* [Problem to solve] How many lines in the entries below contain "paperboard"? Answer with the number only.
** START OF Data lines **
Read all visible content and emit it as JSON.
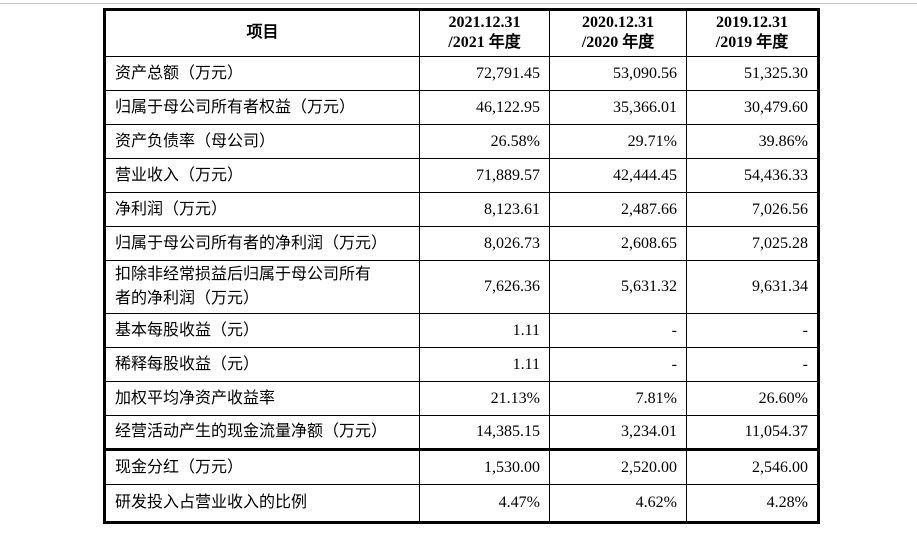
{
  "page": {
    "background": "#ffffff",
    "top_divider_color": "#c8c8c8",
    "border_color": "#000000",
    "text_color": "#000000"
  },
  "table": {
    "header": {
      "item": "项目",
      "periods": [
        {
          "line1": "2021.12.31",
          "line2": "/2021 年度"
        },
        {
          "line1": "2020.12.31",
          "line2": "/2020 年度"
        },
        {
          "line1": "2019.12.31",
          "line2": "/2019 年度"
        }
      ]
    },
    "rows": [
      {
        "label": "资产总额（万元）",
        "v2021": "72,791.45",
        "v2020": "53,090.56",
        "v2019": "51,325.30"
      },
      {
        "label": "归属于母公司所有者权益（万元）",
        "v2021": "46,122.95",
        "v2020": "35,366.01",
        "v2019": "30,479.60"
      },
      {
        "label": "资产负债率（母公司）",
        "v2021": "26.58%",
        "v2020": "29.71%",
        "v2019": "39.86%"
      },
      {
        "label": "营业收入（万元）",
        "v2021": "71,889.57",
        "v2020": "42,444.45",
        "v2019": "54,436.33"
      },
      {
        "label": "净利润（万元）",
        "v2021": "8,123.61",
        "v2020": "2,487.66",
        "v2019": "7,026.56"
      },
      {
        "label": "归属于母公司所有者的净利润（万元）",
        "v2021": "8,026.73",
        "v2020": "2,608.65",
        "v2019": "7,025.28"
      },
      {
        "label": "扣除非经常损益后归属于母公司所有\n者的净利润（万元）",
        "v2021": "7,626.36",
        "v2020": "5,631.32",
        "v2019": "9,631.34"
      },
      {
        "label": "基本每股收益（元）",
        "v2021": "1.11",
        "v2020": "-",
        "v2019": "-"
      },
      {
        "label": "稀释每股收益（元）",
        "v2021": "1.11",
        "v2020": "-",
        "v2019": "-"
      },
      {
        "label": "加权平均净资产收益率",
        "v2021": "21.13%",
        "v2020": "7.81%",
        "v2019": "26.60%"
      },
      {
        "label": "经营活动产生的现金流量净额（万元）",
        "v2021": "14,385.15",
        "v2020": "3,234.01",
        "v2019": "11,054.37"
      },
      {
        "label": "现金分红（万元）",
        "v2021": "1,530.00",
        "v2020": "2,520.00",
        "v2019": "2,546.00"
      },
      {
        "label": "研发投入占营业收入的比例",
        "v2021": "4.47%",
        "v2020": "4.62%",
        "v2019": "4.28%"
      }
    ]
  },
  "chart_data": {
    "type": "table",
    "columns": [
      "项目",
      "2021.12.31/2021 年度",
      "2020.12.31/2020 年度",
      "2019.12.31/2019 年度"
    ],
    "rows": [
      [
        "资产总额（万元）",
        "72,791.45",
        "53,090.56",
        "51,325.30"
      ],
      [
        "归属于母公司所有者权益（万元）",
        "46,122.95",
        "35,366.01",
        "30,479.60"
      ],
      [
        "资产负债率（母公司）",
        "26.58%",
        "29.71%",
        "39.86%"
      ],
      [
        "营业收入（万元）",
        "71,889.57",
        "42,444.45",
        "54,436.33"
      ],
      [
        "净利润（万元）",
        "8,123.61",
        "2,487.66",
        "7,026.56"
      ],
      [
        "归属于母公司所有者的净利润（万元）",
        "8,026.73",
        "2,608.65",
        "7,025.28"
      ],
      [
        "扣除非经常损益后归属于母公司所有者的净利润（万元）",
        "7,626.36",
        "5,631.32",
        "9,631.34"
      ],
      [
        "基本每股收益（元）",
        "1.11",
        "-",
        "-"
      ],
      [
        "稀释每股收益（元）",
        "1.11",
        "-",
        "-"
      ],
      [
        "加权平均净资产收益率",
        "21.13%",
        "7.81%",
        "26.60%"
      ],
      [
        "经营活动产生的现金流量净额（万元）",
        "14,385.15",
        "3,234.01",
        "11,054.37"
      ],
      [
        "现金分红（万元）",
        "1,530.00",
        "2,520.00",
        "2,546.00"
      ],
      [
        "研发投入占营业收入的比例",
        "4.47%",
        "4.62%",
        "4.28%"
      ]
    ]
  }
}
** END OF Data lines **
** START OF Data lines **
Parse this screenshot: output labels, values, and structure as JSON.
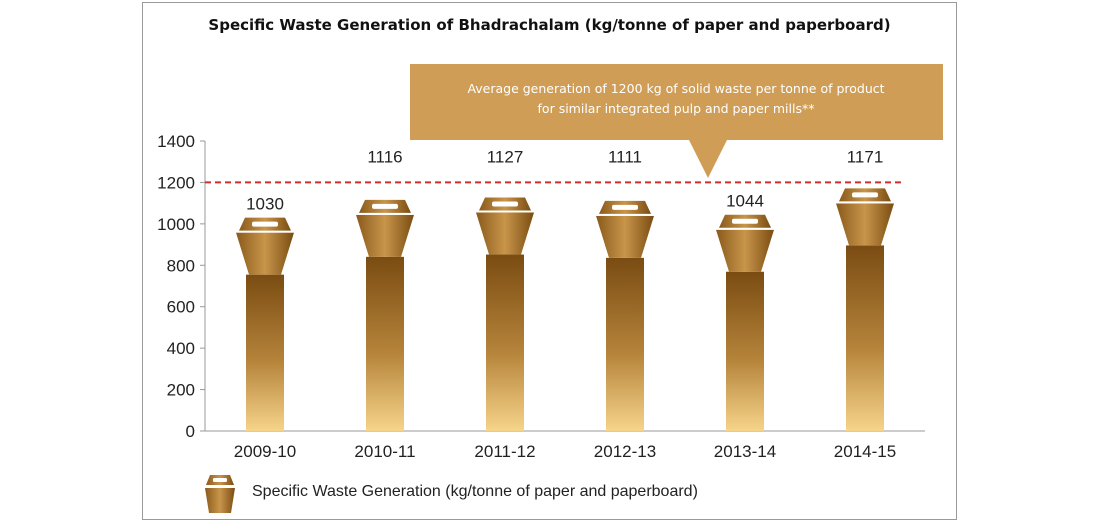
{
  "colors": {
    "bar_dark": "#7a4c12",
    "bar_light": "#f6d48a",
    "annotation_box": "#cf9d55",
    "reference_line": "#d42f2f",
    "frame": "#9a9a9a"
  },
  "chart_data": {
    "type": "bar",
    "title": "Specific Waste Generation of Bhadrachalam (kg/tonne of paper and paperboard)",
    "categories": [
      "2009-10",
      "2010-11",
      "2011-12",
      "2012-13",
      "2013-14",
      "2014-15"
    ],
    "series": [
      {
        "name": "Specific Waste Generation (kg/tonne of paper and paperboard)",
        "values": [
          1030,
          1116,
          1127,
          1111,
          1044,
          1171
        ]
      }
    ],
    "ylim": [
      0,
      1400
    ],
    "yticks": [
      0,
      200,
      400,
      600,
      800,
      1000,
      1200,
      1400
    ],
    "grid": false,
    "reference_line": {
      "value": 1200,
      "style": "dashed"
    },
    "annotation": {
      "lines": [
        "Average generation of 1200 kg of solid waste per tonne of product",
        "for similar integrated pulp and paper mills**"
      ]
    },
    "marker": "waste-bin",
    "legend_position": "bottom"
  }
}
** END OF Data lines **
* [Expected answer] 2